• [Given problem]
In the records below, pick out all lines containing the word "Должностное".

— BEGIN Given data —

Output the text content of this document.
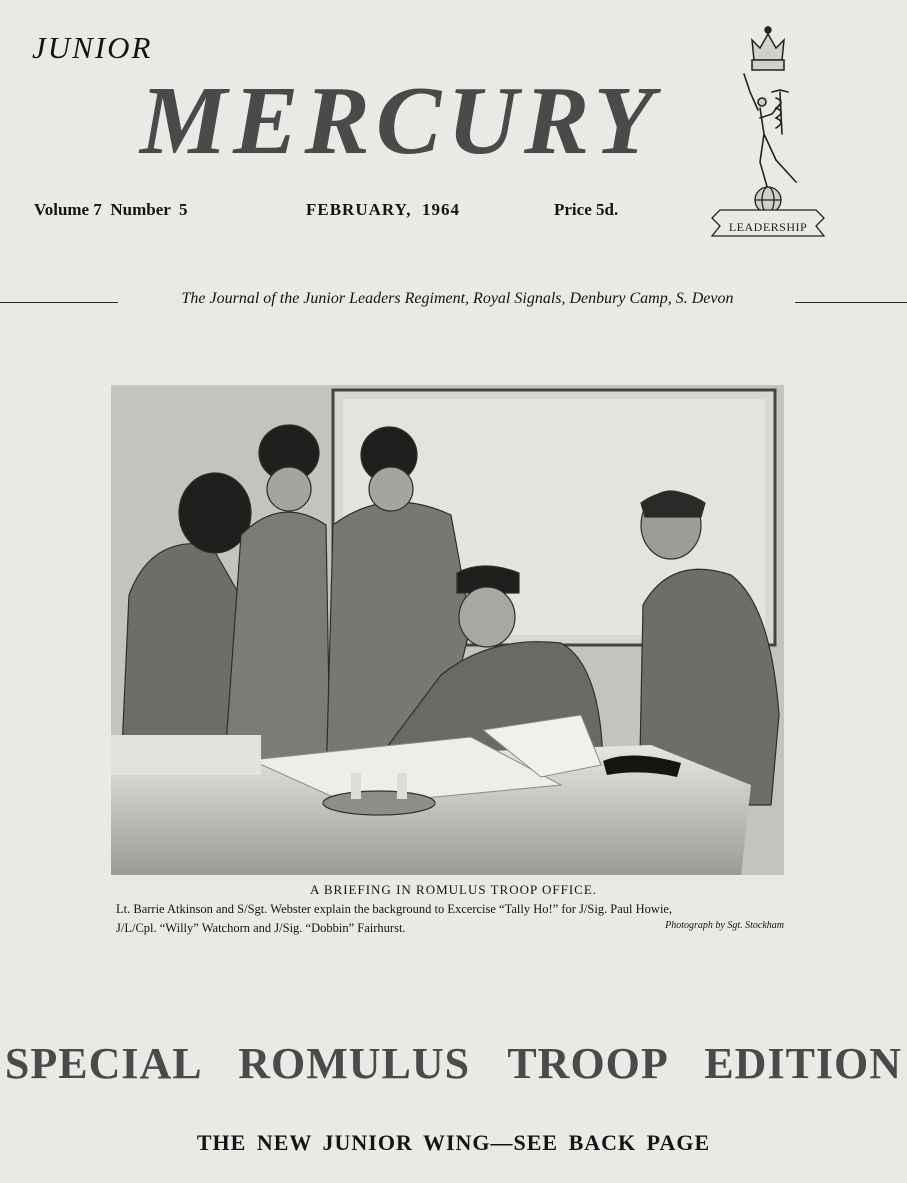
JUNIOR
MERCURY
Volume 7  Number  5	FEBRUARY,  1964	Price 5d.
LEADERSHIP
The Journal of the Junior Leaders Regiment, Royal Signals, Denbury Camp, S. Devon
A BRIEFING IN ROMULUS TROOP OFFICE.
Lt. Barrie Atkinson and S/Sgt. Webster explain the background to Excercise “Tally Ho!” for J/Sig. Paul Howie,
J/L/Cpl. “Willy” Watchorn and J/Sig. “Dobbin” Fairhurst.	Photograph by Sgt. Stockham
SPECIAL ROMULUS TROOP EDITION
THE NEW JUNIOR WING—SEE BACK PAGE
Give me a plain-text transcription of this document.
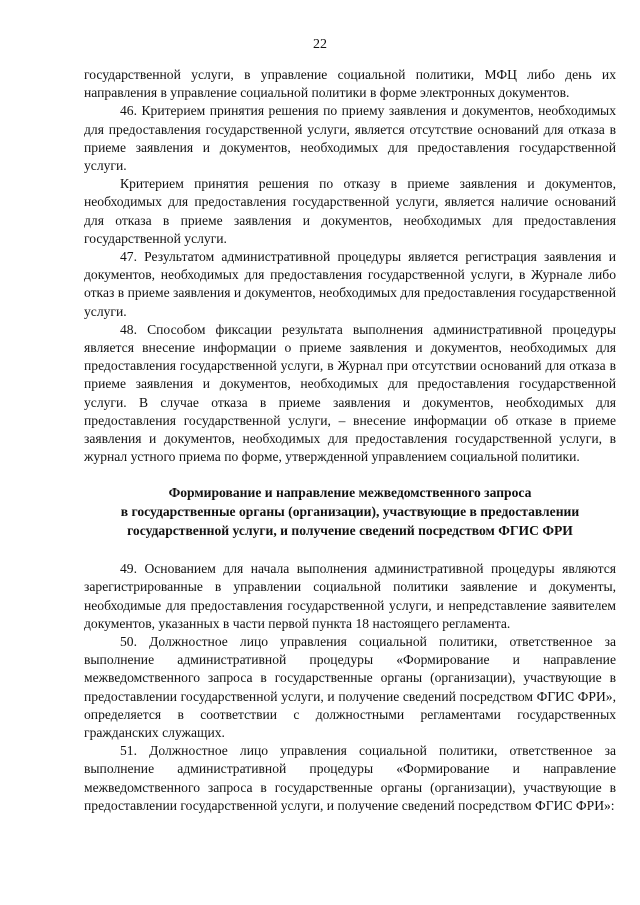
22

государственной услуги, в управление социальной политики, МФЦ либо день их направления в управление социальной политики в форме электронных документов.

46. Критерием принятия решения по приему заявления и документов, необходимых для предоставления государственной услуги, является отсутствие оснований для отказа в приеме заявления и документов, необходимых для предоставления государственной услуги.

Критерием принятия решения по отказу в приеме заявления и документов, необходимых для предоставления государственной услуги, является наличие оснований для отказа в приеме заявления и документов, необходимых для предоставления государственной услуги.

47. Результатом административной процедуры является регистрация заявления и документов, необходимых для предоставления государственной услуги, в Журнале либо отказ в приеме заявления и документов, необходимых для предоставления государственной услуги.

48. Способом фиксации результата выполнения административной процедуры является внесение информации о приеме заявления и документов, необходимых для предоставления государственной услуги, в Журнал при отсутствии оснований для отказа в приеме заявления и документов, необходимых для предоставления государственной услуги. В случае отказа в приеме заявления и документов, необходимых для предоставления государственной услуги, – внесение информации об отказе в приеме заявления и документов, необходимых для предоставления государственной услуги, в журнал устного приема по форме, утвержденной управлением социальной политики.

Формирование и направление межведомственного запроса
в государственные органы (организации), участвующие в предоставлении
государственной услуги, и получение сведений посредством ФГИС ФРИ

49. Основанием для начала выполнения административной процедуры являются зарегистрированные в управлении социальной политики заявление и документы, необходимые для предоставления государственной услуги, и непредставление заявителем документов, указанных в части первой пункта 18 настоящего регламента.

50. Должностное лицо управления социальной политики, ответственное за выполнение административной процедуры «Формирование и направление межведомственного запроса в государственные органы (организации), участвующие в предоставлении государственной услуги, и получение сведений посредством ФГИС ФРИ», определяется в соответствии с должностными регламентами государственных гражданских служащих.

51. Должностное лицо управления социальной политики, ответственное за выполнение административной процедуры «Формирование и направление межведомственного запроса в государственные органы (организации), участвующие в предоставлении государственной услуги, и получение сведений посредством ФГИС ФРИ»:
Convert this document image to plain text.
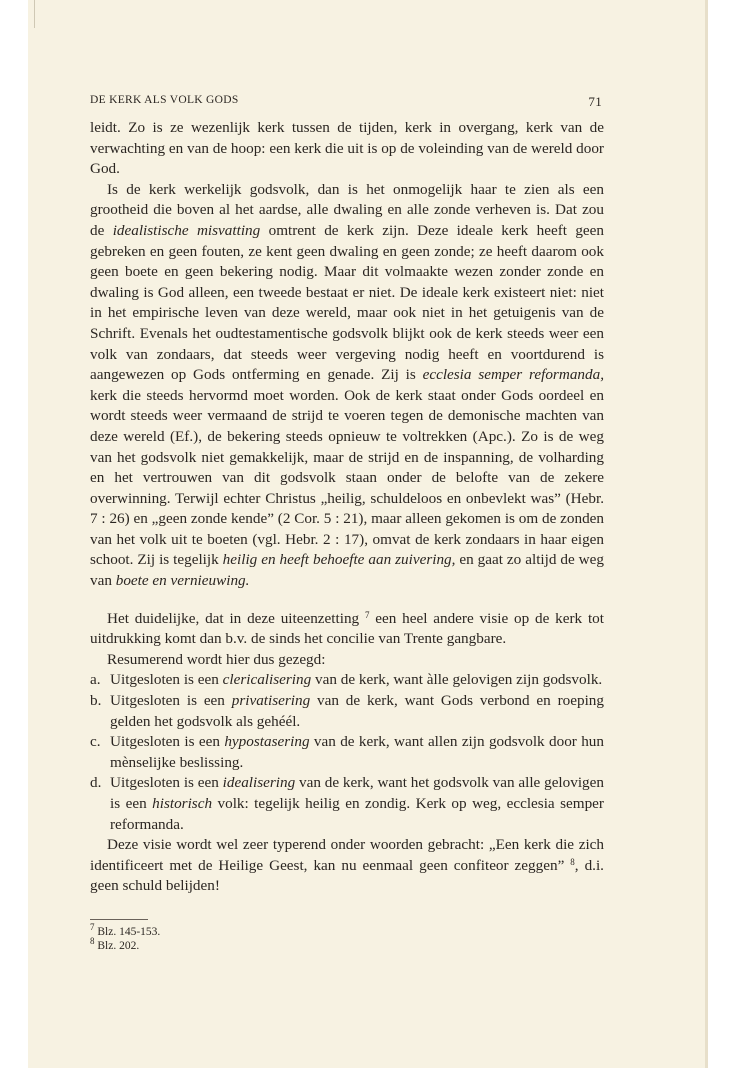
DE KERK ALS VOLK GODS	71

leidt. Zo is ze wezenlijk kerk tussen de tijden, kerk in overgang, kerk van de verwachting en van de hoop: een kerk die uit is op de voleinding van de wereld door God.

Is de kerk werkelijk godsvolk, dan is het onmogelijk haar te zien als een grootheid die boven al het aardse, alle dwaling en alle zonde verheven is. Dat zou de idealistische misvatting omtrent de kerk zijn. Deze ideale kerk heeft geen gebreken en geen fouten, ze kent geen dwaling en geen zonde; ze heeft daarom ook geen boete en geen bekering nodig. Maar dit volmaakte wezen zonder zonde en dwaling is God alleen, een tweede bestaat er niet. De ideale kerk existeert niet: niet in het empirische leven van deze wereld, maar ook niet in het getuigenis van de Schrift. Evenals het oudtestamentische godsvolk blijkt ook de kerk steeds weer een volk van zondaars, dat steeds weer vergeving nodig heeft en voortdurend is aangewezen op Gods ontferming en genade. Zij is ecclesia semper reformanda, kerk die steeds hervormd moet worden. Ook de kerk staat onder Gods oordeel en wordt steeds weer vermaand de strijd te voeren tegen de demonische machten van deze wereld (Ef.), de bekering steeds opnieuw te voltrekken (Apc.). Zo is de weg van het godsvolk niet gemakkelijk, maar de strijd en de inspanning, de volharding en het vertrouwen van dit godsvolk staan onder de belofte van de zekere overwinning. Terwijl echter Christus „heilig, schuldeloos en onbevlekt was” (Hebr. 7 : 26) en „geen zonde kende” (2 Cor. 5 : 21), maar alleen gekomen is om de zonden van het volk uit te boeten (vgl. Hebr. 2 : 17), omvat de kerk zondaars in haar eigen schoot. Zij is tegelijk heilig en heeft behoefte aan zuivering, en gaat zo altijd de weg van boete en vernieuwing.

Het duidelijke, dat in deze uiteenzetting $^7$ een heel andere visie op de kerk tot uitdrukking komt dan b.v. de sinds het concilie van Trente gangbare.

Resumerend wordt hier dus gezegd:

a. Uitgesloten is een clericalisering van de kerk, want àlle gelovigen zijn godsvolk.
b. Uitgesloten is een privatisering van de kerk, want Gods verbond en roeping gelden het godsvolk als gehéél.
c. Uitgesloten is een hypostasering van de kerk, want allen zijn godsvolk door hun mènselijke beslissing.
d. Uitgesloten is een idealisering van de kerk, want het godsvolk van alle gelovigen is een historisch volk: tegelijk heilig en zondig. Kerk op weg, ecclesia semper reformanda.

Deze visie wordt wel zeer typerend onder woorden gebracht: „Een kerk die zich identificeert met de Heilige Geest, kan nu eenmaal geen confiteor zeggen” $^8$, d.i. geen schuld belijden!

$^7$ Blz. 145-153.
$^8$ Blz. 202.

— END Given data —

• [Answer for this exercise]
50. Должностное лицо управления социальной политики, ответственное за выполнение административной процедуры «Формирование и направление межведомственного запроса в государственные органы (организации), участвующие в предоставлении государственной услуги, и получение сведений посредством ФГИС ФРИ», определяется в соответствии с должностными регламентами государственных гражданских служащих.
51. Должностное лицо управления социальной политики, ответственное за выполнение административной процедуры «Формирование и направление межведомственного запроса в государственные органы (организации), участвующие в предоставлении государственной услуги, и получение сведений посредством ФГИС ФРИ»:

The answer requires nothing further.